Task to carry out: In the entries below, find every line with "text" and copy it.

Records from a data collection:
— BEGIN —

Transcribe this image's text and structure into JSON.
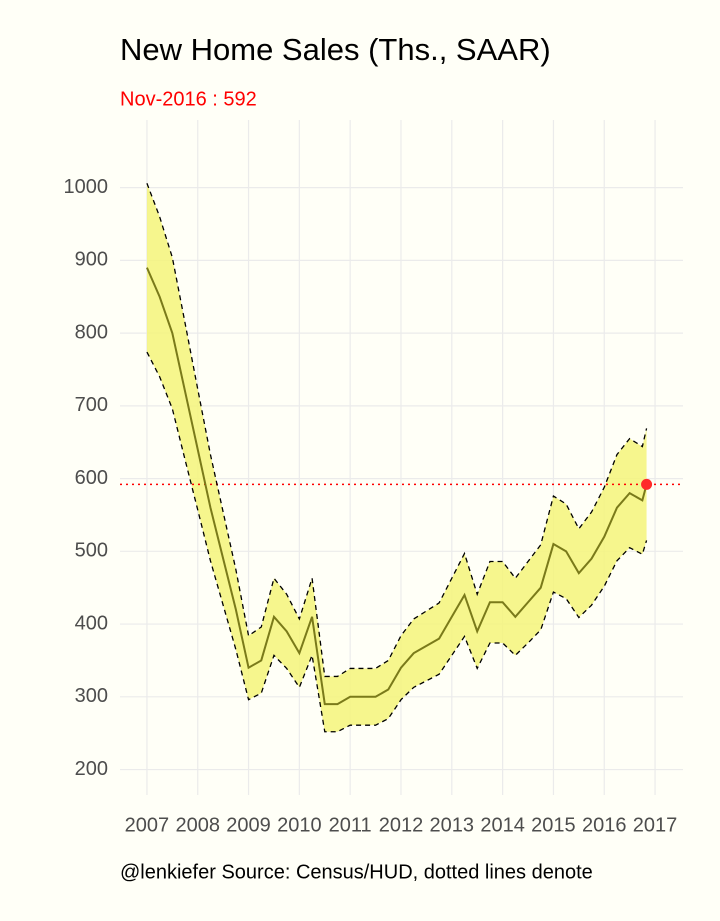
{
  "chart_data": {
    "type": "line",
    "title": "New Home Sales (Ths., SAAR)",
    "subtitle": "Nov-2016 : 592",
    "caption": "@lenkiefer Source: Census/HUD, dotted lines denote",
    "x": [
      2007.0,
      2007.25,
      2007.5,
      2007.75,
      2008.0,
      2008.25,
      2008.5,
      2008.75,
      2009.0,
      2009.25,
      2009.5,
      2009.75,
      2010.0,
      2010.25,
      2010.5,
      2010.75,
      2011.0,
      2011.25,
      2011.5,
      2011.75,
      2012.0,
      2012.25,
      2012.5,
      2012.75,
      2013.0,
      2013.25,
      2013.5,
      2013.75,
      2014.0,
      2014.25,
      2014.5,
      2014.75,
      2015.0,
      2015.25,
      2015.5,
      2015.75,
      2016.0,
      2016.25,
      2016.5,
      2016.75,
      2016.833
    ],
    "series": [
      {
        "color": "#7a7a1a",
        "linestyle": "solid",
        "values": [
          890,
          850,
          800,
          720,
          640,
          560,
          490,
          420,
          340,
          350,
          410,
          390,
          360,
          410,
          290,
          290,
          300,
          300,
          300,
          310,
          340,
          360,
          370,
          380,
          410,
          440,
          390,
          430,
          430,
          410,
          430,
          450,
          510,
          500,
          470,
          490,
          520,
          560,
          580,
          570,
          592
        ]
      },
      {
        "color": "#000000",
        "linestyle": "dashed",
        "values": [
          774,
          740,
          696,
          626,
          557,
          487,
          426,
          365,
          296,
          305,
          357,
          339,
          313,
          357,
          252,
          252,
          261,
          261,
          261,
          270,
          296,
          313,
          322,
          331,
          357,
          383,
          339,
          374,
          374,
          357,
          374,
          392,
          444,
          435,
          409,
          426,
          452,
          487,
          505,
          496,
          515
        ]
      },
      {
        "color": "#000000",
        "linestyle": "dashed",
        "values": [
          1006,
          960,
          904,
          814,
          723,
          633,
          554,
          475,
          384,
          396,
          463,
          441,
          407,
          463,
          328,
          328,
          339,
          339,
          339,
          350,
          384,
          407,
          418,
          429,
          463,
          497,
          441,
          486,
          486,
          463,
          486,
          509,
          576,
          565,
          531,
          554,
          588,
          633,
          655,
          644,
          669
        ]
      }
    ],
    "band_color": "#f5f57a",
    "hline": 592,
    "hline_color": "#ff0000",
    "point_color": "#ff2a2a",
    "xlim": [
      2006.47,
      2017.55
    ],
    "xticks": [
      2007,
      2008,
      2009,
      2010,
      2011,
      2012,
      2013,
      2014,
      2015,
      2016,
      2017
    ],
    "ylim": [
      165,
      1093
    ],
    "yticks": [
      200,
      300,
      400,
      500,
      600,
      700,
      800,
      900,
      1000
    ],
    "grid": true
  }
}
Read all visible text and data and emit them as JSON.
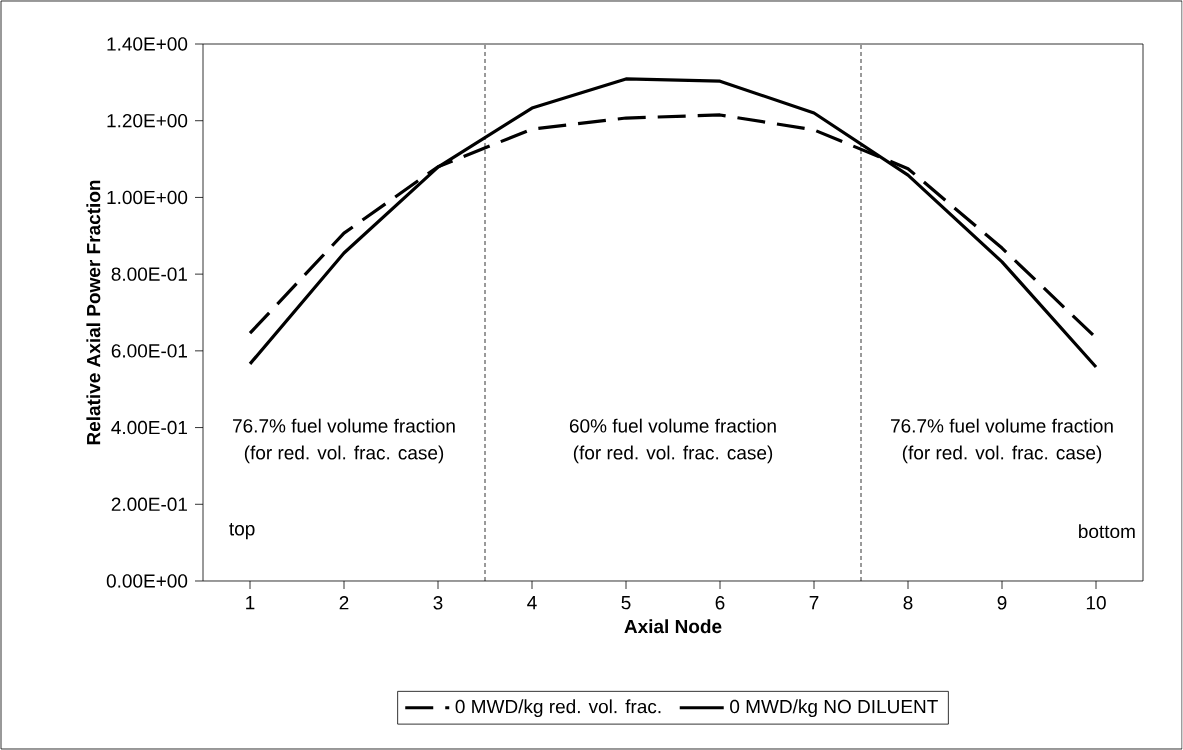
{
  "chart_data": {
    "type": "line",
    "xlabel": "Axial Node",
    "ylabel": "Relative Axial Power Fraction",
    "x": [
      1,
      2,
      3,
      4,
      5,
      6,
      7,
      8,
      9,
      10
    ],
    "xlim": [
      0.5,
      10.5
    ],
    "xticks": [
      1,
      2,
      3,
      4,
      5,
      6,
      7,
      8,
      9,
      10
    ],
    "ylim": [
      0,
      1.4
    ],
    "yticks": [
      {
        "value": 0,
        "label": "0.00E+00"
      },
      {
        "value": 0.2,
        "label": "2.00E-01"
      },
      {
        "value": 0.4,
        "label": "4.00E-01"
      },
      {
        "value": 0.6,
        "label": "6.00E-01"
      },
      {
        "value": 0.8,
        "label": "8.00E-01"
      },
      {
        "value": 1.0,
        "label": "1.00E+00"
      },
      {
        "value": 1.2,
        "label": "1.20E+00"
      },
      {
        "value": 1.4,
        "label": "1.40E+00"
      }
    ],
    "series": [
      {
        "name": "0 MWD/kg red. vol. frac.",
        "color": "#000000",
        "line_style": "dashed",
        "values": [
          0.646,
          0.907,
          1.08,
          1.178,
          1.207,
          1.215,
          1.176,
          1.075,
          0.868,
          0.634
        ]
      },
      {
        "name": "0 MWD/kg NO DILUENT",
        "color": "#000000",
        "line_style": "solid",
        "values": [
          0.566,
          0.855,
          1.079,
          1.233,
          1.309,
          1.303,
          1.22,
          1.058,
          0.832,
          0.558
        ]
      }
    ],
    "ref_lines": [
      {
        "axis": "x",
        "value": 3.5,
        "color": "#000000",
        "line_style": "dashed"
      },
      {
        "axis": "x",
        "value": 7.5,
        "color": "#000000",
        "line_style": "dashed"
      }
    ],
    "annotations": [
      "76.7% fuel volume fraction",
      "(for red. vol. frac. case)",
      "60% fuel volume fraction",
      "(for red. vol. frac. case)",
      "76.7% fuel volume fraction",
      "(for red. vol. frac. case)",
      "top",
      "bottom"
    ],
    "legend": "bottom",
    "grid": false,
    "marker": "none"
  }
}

— END —

Response:
Transcribe this image's text and structure into JSON.
Read all visible text and data and emit them as JSON.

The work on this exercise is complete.